— Start of Data shown —

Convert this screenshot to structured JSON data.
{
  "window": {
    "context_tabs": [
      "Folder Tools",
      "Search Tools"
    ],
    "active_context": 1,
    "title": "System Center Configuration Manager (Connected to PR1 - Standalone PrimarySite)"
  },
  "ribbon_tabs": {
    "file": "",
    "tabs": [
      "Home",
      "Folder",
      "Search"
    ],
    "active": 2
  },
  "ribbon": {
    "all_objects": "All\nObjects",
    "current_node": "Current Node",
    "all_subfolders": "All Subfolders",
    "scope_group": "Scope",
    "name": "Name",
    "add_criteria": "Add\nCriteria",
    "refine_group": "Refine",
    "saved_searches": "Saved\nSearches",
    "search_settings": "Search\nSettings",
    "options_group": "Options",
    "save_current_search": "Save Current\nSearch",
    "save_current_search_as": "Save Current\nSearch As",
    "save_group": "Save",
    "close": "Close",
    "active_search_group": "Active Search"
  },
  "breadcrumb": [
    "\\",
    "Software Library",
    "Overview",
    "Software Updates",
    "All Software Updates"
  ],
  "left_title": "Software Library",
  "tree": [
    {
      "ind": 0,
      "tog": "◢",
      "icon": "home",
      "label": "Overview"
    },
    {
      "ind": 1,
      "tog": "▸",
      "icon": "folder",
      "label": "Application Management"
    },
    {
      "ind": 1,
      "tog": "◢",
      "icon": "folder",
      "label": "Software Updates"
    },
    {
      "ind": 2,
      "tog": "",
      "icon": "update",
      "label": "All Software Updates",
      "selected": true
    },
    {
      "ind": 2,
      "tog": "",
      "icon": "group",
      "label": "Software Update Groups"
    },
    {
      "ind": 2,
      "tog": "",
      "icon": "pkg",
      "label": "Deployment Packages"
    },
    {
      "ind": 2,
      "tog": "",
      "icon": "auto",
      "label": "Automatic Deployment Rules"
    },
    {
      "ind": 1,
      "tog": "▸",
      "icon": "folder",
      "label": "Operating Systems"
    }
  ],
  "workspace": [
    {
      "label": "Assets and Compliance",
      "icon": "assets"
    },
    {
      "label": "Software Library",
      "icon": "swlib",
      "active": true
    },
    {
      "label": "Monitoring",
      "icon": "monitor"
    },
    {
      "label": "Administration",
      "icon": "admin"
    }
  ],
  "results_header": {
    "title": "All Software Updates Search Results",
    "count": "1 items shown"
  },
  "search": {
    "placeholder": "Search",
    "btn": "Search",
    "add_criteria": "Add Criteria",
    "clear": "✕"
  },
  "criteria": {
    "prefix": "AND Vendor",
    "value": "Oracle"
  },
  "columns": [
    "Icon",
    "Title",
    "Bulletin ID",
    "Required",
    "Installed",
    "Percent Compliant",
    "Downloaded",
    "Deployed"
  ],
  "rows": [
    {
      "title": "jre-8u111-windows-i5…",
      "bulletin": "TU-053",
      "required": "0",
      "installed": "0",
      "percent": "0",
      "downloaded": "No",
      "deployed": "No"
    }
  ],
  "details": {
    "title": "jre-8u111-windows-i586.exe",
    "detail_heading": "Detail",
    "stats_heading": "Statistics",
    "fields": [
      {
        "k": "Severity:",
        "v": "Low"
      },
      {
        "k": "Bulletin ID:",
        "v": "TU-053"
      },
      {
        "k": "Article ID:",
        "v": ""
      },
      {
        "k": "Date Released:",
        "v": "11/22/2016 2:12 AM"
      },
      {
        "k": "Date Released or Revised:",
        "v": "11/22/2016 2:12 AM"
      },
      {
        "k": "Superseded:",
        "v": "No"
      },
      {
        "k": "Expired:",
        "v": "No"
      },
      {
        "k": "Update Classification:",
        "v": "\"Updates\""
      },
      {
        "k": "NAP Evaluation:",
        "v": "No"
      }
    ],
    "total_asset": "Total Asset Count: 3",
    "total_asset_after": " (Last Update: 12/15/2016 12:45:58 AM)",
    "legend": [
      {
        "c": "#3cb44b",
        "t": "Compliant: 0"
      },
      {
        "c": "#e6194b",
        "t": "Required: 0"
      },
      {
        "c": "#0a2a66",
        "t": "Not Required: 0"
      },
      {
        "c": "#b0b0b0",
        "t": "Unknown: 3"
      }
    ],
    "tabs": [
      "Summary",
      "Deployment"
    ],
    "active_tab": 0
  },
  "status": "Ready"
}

— End of Data shown —

▸ **What is expected**
Write out all of the records once more, exactly.

▸ **Exercise output**
Convert this screenshot to structured JSON data.
{
  "window": {
    "context_tabs": [
      "Folder Tools",
      "Search Tools"
    ],
    "active_context": 1,
    "title": "System Center Configuration Manager (Connected to PR1 - Standalone PrimarySite)"
  },
  "ribbon_tabs": {
    "file": "",
    "tabs": [
      "Home",
      "Folder",
      "Search"
    ],
    "active": 2
  },
  "ribbon": {
    "all_objects": "All\nObjects",
    "current_node": "Current Node",
    "all_subfolders": "All Subfolders",
    "scope_group": "Scope",
    "name": "Name",
    "add_criteria": "Add\nCriteria",
    "refine_group": "Refine",
    "saved_searches": "Saved\nSearches",
    "search_settings": "Search\nSettings",
    "options_group": "Options",
    "save_current_search": "Save Current\nSearch",
    "save_current_search_as": "Save Current\nSearch As",
    "save_group": "Save",
    "close": "Close",
    "active_search_group": "Active Search"
  },
  "breadcrumb": [
    "\\",
    "Software Library",
    "Overview",
    "Software Updates",
    "All Software Updates"
  ],
  "left_title": "Software Library",
  "tree": [
    {
      "ind": 0,
      "tog": "◢",
      "icon": "home",
      "label": "Overview"
    },
    {
      "ind": 1,
      "tog": "▸",
      "icon": "folder",
      "label": "Application Management"
    },
    {
      "ind": 1,
      "tog": "◢",
      "icon": "folder",
      "label": "Software Updates"
    },
    {
      "ind": 2,
      "tog": "",
      "icon": "update",
      "label": "All Software Updates",
      "selected": true
    },
    {
      "ind": 2,
      "tog": "",
      "icon": "group",
      "label": "Software Update Groups"
    },
    {
      "ind": 2,
      "tog": "",
      "icon": "pkg",
      "label": "Deployment Packages"
    },
    {
      "ind": 2,
      "tog": "",
      "icon": "auto",
      "label": "Automatic Deployment Rules"
    },
    {
      "ind": 1,
      "tog": "▸",
      "icon": "folder",
      "label": "Operating Systems"
    }
  ],
  "workspace": [
    {
      "label": "Assets and Compliance",
      "icon": "assets"
    },
    {
      "label": "Software Library",
      "icon": "swlib",
      "active": true
    },
    {
      "label": "Monitoring",
      "icon": "monitor"
    },
    {
      "label": "Administration",
      "icon": "admin"
    }
  ],
  "results_header": {
    "title": "All Software Updates Search Results",
    "count": "1 items shown"
  },
  "search": {
    "placeholder": "Search",
    "btn": "Search",
    "add_criteria": "Add Criteria",
    "clear": "✕"
  },
  "criteria": {
    "prefix": "AND Vendor",
    "value": "Oracle"
  },
  "columns": [
    "Icon",
    "Title",
    "Bulletin ID",
    "Required",
    "Installed",
    "Percent Compliant",
    "Downloaded",
    "Deployed"
  ],
  "rows": [
    {
      "title": "jre-8u111-windows-i5…",
      "bulletin": "TU-053",
      "required": "0",
      "installed": "0",
      "percent": "0",
      "downloaded": "No",
      "deployed": "No"
    }
  ],
  "details": {
    "title": "jre-8u111-windows-i586.exe",
    "detail_heading": "Detail",
    "stats_heading": "Statistics",
    "fields": [
      {
        "k": "Severity:",
        "v": "Low"
      },
      {
        "k": "Bulletin ID:",
        "v": "TU-053"
      },
      {
        "k": "Article ID:",
        "v": ""
      },
      {
        "k": "Date Released:",
        "v": "11/22/2016 2:12 AM"
      },
      {
        "k": "Date Released or Revised:",
        "v": "11/22/2016 2:12 AM"
      },
      {
        "k": "Superseded:",
        "v": "No"
      },
      {
        "k": "Expired:",
        "v": "No"
      },
      {
        "k": "Update Classification:",
        "v": "\"Updates\""
      },
      {
        "k": "NAP Evaluation:",
        "v": "No"
      }
    ],
    "total_asset": "Total Asset Count: 3",
    "total_asset_after": " (Last Update: 12/15/2016 12:45:58 AM)",
    "legend": [
      {
        "c": "#3cb44b",
        "t": "Compliant: 0"
      },
      {
        "c": "#e6194b",
        "t": "Required: 0"
      },
      {
        "c": "#0a2a66",
        "t": "Not Required: 0"
      },
      {
        "c": "#b0b0b0",
        "t": "Unknown: 3"
      }
    ],
    "tabs": [
      "Summary",
      "Deployment"
    ],
    "active_tab": 0
  },
  "status": "Ready"
}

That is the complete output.